§ **WRITTEN TASK**
Format the lines of the entries below as a numbered list, leaving out any blank lines.

-- Start RECORDS FOR THE EXERCISE --

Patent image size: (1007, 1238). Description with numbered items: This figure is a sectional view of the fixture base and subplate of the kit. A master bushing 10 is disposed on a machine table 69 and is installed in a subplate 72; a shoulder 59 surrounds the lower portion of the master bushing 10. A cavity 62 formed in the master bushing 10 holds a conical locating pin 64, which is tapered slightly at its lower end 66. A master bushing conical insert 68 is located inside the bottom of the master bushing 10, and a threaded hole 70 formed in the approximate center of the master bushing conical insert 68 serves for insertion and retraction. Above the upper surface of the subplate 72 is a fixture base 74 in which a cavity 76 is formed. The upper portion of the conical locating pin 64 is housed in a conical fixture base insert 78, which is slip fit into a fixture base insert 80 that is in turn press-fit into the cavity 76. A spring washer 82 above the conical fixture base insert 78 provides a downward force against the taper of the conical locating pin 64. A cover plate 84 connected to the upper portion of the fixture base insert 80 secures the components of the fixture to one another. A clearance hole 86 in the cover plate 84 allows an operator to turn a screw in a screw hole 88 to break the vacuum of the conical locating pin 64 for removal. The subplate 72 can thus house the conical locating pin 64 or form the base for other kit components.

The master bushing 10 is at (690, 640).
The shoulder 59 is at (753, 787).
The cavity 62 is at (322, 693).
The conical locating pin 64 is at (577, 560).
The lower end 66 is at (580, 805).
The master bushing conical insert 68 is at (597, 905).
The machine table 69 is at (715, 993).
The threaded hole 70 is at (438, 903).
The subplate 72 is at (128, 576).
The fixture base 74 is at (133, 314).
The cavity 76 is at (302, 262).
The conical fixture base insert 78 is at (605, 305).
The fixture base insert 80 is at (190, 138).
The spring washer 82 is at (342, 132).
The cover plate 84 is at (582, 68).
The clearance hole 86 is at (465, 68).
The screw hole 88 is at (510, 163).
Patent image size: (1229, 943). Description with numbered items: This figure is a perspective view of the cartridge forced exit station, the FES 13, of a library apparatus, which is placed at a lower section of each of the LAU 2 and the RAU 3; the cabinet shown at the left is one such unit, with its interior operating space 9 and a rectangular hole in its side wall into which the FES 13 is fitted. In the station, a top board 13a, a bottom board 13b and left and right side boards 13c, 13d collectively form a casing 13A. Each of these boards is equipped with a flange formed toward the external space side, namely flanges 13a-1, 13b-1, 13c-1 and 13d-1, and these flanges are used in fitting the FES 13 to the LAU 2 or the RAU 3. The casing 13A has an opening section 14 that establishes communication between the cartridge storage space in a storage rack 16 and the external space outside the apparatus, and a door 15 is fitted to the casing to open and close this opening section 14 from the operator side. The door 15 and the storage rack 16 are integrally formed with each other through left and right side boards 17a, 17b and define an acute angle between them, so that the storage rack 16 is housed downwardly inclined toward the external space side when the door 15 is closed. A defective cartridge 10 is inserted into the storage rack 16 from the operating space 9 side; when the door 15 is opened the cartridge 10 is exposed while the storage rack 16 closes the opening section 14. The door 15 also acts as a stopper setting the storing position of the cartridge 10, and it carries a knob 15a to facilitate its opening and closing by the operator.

-- End RECORDS FOR THE EXERCISE --

§ **RIGHT ANSWER**
1. Patent image size: (1007, 1238). Description with numbered items: This figure is a sectional view of the fixture base and subplate of the kit. A master bushing 10 is disposed on a machine table 69 and is installed in a subplate 72; a shoulder 59 surrounds the lower portion of the master bushing 10. A cavity 62 formed in the master bushing 10 holds a conical locating pin 64, which is tapered slightly at its lower end 66. A master bushing conical insert 68 is located inside the bottom of the master bushing 10, and a threaded hole 70 formed in the approximate center of the master bushing conical insert 68 serves for insertion and retraction. Above the upper surface of the subplate 72 is a fixture base 74 in which a cavity 76 is formed. The upper portion of the conical locating pin 64 is housed in a conical fixture base insert 78, which is slip fit into a fixture base insert 80 that is in turn press-fit into the cavity 76. A spring washer 82 above the conical fixture base insert 78 provides a downward force against the taper of the conical locating pin 64. A cover plate 84 connected to the upper portion of the fixture base insert 80 secures the components of the fixture to one another. A clearance hole 86 in the cover plate 84 allows an operator to turn a screw in a screw hole 88 to break the vacuum of the conical locating pin 64 for removal. The subplate 72 can thus house the conical locating pin 64 or form the base for other kit components.
2. The master bushing 10 is at (690, 640).
3. The shoulder 59 is at (753, 787).
4. The cavity 62 is at (322, 693).
5. The conical locating pin 64 is at (577, 560).
6. The lower end 66 is at (580, 805).
7. The master bushing conical insert 68 is at (597, 905).
8. The machine table 69 is at (715, 993).
9. The threaded hole 70 is at (438, 903).
10. The subplate 72 is at (128, 576).
11. The fixture base 74 is at (133, 314).
12. The cavity 76 is at (302, 262).
13. The conical fixture base insert 78 is at (605, 305).
14. The fixture base insert 80 is at (190, 138).
15. The spring washer 82 is at (342, 132).
16. The cover plate 84 is at (582, 68).
17. The clearance hole 86 is at (465, 68).
18. The screw hole 88 is at (510, 163).
19. Patent image size: (1229, 943). Description with numbered items: This figure is a perspective view of the cartridge forced exit station, the FES 13, of a library apparatus, which is placed at a lower section of each of the LAU 2 and the RAU 3; the cabinet shown at the left is one such unit, with its interior operating space 9 and a rectangular hole in its side wall into which the FES 13 is fitted. In the station, a top board 13a, a bottom board 13b and left and right side boards 13c, 13d collectively form a casing 13A. Each of these boards is equipped with a flange formed toward the external space side, namely flanges 13a-1, 13b-1, 13c-1 and 13d-1, and these flanges are used in fitting the FES 13 to the LAU 2 or the RAU 3. The casing 13A has an opening section 14 that establishes communication between the cartridge storage space in a storage rack 16 and the external space outside the apparatus, and a door 15 is fitted to the casing to open and close this opening section 14 from the operator side. The door 15 and the storage rack 16 are integrally formed with each other through left and right side boards 17a, 17b and define an acute angle between them, so that the storage rack 16 is housed downwardly inclined toward the external space side when the door 15 is closed. A defective cartridge 10 is inserted into the storage rack 16 from the operating space 9 side; when the door 15 is opened the cartridge 10 is exposed while the storage rack 16 closes the opening section 14. The door 15 also acts as a stopper setting the storing position of the cartridge 10, and it carries a knob 15a to facilitate its opening and closing by the operator.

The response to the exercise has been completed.